** Start Record extracts **

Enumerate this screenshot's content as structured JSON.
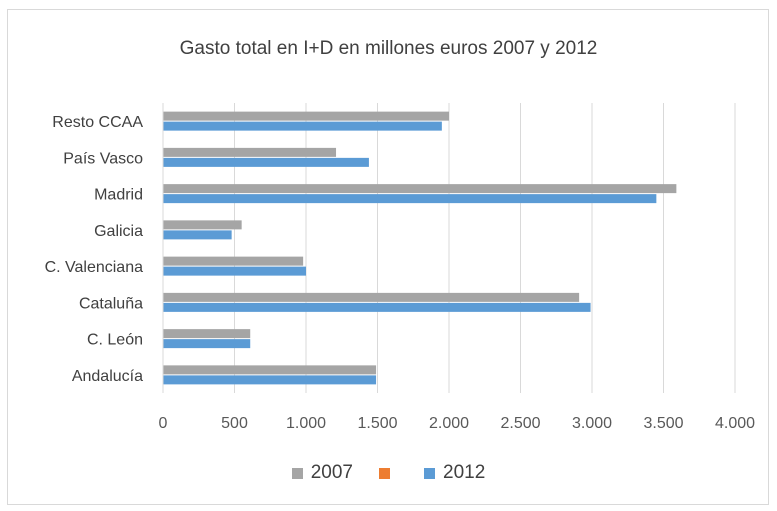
{
  "chart_data": {
    "type": "bar",
    "orientation": "horizontal",
    "title": "Gasto total en I+D en millones euros 2007 y 2012",
    "categories": [
      "Resto CCAA",
      "País Vasco",
      "Madrid",
      "Galicia",
      "C. Valenciana",
      "Cataluña",
      "C. León",
      "Andalucía"
    ],
    "series": [
      {
        "name": "2007",
        "color": "#a5a5a5",
        "values": [
          2000,
          1210,
          3590,
          550,
          980,
          2910,
          610,
          1490
        ]
      },
      {
        "name": "",
        "color": "#ed7d31",
        "values": [
          0,
          0,
          0,
          0,
          0,
          0,
          0,
          0
        ]
      },
      {
        "name": "2012",
        "color": "#5b9bd5",
        "values": [
          1950,
          1440,
          3450,
          480,
          1000,
          2990,
          610,
          1490
        ]
      }
    ],
    "xlim": [
      0,
      4000
    ],
    "xticks": [
      "0",
      "500",
      "1.000",
      "1.500",
      "2.000",
      "2.500",
      "3.000",
      "3.500",
      "4.000"
    ],
    "grid": true,
    "legend_position": "bottom"
  }
}
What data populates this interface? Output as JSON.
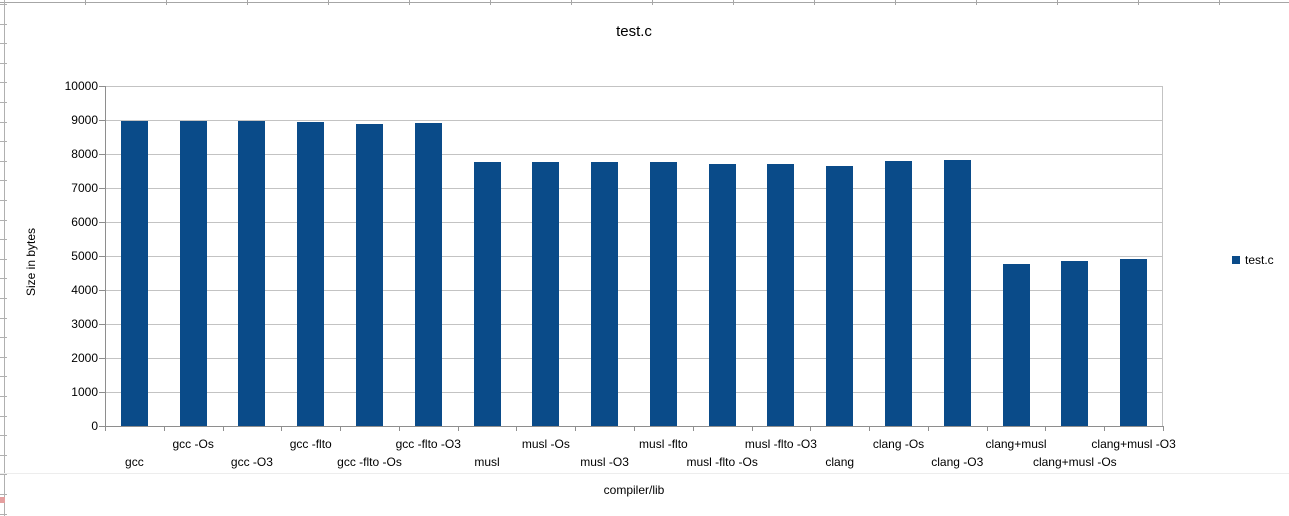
{
  "chart_data": {
    "type": "bar",
    "title": "test.c",
    "xlabel": "compiler/lib",
    "ylabel": "Size in bytes",
    "series_name": "test.c",
    "legend_position": "right",
    "grid": true,
    "ylim": [
      0,
      10000
    ],
    "ytick_step": 1000,
    "bar_color": "#0a4b89",
    "categories": [
      "gcc",
      "gcc -Os",
      "gcc -O3",
      "gcc -flto",
      "gcc -flto -Os",
      "gcc -flto -O3",
      "musl",
      "musl -Os",
      "musl -O3",
      "musl -flto",
      "musl -flto -Os",
      "musl -flto -O3",
      "clang",
      "clang -Os",
      "clang -O3",
      "clang+musl",
      "clang+musl -Os",
      "clang+musl -O3"
    ],
    "values": [
      8970,
      8970,
      8980,
      8950,
      8890,
      8900,
      7760,
      7780,
      7780,
      7780,
      7710,
      7720,
      7660,
      7790,
      7820,
      4760,
      4860,
      4910
    ]
  }
}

** End Record extracts **

Do this — The data above needs to be retyped exactly, with the images left out.

Finished answer —
Enumerate this screenshot's content as structured JSON.
{
  "chart_data": {
    "type": "bar",
    "orientation": "horizontal",
    "title": "Gasto total en I+D en millones euros 2007 y 2012",
    "categories": [
      "Resto CCAA",
      "País Vasco",
      "Madrid",
      "Galicia",
      "C. Valenciana",
      "Cataluña",
      "C. León",
      "Andalucía"
    ],
    "series": [
      {
        "name": "2007",
        "color": "#a5a5a5",
        "values": [
          2000,
          1210,
          3590,
          550,
          980,
          2910,
          610,
          1490
        ]
      },
      {
        "name": "",
        "color": "#ed7d31",
        "values": [
          0,
          0,
          0,
          0,
          0,
          0,
          0,
          0
        ]
      },
      {
        "name": "2012",
        "color": "#5b9bd5",
        "values": [
          1950,
          1440,
          3450,
          480,
          1000,
          2990,
          610,
          1490
        ]
      }
    ],
    "xlim": [
      0,
      4000
    ],
    "xticks": [
      "0",
      "500",
      "1.000",
      "1.500",
      "2.000",
      "2.500",
      "3.000",
      "3.500",
      "4.000"
    ],
    "grid": true,
    "legend_position": "bottom"
  }
}
What data populates this interface? Output as JSON.
{
  "chart_data": {
    "type": "bar",
    "title": "test.c",
    "xlabel": "compiler/lib",
    "ylabel": "Size in bytes",
    "series_name": "test.c",
    "legend_position": "right",
    "grid": true,
    "ylim": [
      0,
      10000
    ],
    "ytick_step": 1000,
    "bar_color": "#0a4b89",
    "categories": [
      "gcc",
      "gcc -Os",
      "gcc -O3",
      "gcc -flto",
      "gcc -flto -Os",
      "gcc -flto -O3",
      "musl",
      "musl -Os",
      "musl -O3",
      "musl -flto",
      "musl -flto -Os",
      "musl -flto -O3",
      "clang",
      "clang -Os",
      "clang -O3",
      "clang+musl",
      "clang+musl -Os",
      "clang+musl -O3"
    ],
    "values": [
      8970,
      8970,
      8980,
      8950,
      8890,
      8900,
      7760,
      7780,
      7780,
      7780,
      7710,
      7720,
      7660,
      7790,
      7820,
      4760,
      4860,
      4910
    ]
  }
}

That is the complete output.